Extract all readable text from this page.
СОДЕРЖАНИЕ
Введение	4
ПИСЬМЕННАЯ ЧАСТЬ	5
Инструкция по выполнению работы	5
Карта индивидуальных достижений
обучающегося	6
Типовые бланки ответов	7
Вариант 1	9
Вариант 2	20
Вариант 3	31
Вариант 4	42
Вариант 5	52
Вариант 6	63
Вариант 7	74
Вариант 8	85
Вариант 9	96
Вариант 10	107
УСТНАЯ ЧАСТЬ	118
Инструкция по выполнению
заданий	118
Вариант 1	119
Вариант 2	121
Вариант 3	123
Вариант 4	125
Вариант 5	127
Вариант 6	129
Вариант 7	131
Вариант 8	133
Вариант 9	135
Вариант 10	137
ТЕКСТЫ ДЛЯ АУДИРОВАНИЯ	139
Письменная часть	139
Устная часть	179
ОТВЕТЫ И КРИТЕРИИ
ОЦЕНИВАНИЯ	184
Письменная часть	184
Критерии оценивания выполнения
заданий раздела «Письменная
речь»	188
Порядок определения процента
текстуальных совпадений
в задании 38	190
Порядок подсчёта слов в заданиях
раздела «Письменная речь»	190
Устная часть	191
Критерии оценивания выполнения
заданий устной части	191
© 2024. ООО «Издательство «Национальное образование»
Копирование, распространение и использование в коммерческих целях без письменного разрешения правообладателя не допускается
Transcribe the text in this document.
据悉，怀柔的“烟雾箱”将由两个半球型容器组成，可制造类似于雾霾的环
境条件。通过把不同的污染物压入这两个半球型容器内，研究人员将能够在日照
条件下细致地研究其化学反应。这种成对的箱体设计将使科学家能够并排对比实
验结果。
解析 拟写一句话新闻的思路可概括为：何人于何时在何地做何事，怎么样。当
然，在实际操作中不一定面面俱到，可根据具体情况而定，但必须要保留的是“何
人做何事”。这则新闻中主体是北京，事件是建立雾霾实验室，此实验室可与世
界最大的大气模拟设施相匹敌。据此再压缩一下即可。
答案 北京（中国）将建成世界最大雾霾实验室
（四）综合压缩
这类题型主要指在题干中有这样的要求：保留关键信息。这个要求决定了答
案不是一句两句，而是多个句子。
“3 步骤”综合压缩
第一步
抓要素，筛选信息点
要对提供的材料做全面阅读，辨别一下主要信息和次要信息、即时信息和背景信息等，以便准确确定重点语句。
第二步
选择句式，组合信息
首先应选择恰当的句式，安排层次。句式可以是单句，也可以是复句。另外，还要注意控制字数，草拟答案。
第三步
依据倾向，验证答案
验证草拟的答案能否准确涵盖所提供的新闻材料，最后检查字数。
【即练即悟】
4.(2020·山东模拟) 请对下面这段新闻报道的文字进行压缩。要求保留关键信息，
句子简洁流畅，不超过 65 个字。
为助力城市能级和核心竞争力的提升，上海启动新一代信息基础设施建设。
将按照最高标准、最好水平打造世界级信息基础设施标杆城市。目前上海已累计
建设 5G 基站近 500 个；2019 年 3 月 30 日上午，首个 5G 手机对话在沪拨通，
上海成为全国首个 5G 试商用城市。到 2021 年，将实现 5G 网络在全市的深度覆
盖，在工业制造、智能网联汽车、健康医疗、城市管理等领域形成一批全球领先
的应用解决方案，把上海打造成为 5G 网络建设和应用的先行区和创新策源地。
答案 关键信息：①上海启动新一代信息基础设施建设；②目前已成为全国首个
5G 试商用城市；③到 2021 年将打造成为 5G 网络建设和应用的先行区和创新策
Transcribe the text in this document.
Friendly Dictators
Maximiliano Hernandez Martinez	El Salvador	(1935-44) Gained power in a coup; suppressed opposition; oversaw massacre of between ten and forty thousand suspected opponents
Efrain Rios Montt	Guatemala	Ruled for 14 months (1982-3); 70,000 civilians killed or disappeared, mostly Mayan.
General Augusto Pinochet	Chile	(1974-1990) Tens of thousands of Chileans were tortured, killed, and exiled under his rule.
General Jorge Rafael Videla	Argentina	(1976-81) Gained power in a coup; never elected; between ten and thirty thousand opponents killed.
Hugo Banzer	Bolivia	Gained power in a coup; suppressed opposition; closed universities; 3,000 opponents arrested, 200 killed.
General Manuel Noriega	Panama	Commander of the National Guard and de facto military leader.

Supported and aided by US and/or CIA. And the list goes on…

Goal of the exercise
Look for lines containing the string "between" and copy them all.

Response to this task
Maximiliano Hernandez Martinez	El Salvador	(1935-44) Gained power in a coup; suppressed opposition; oversaw massacre of between ten and forty thousand suspected opponents
General Jorge Rafael Videla	Argentina	(1976-81) Gained power in a coup; never elected; between ten and thirty thousand opponents killed.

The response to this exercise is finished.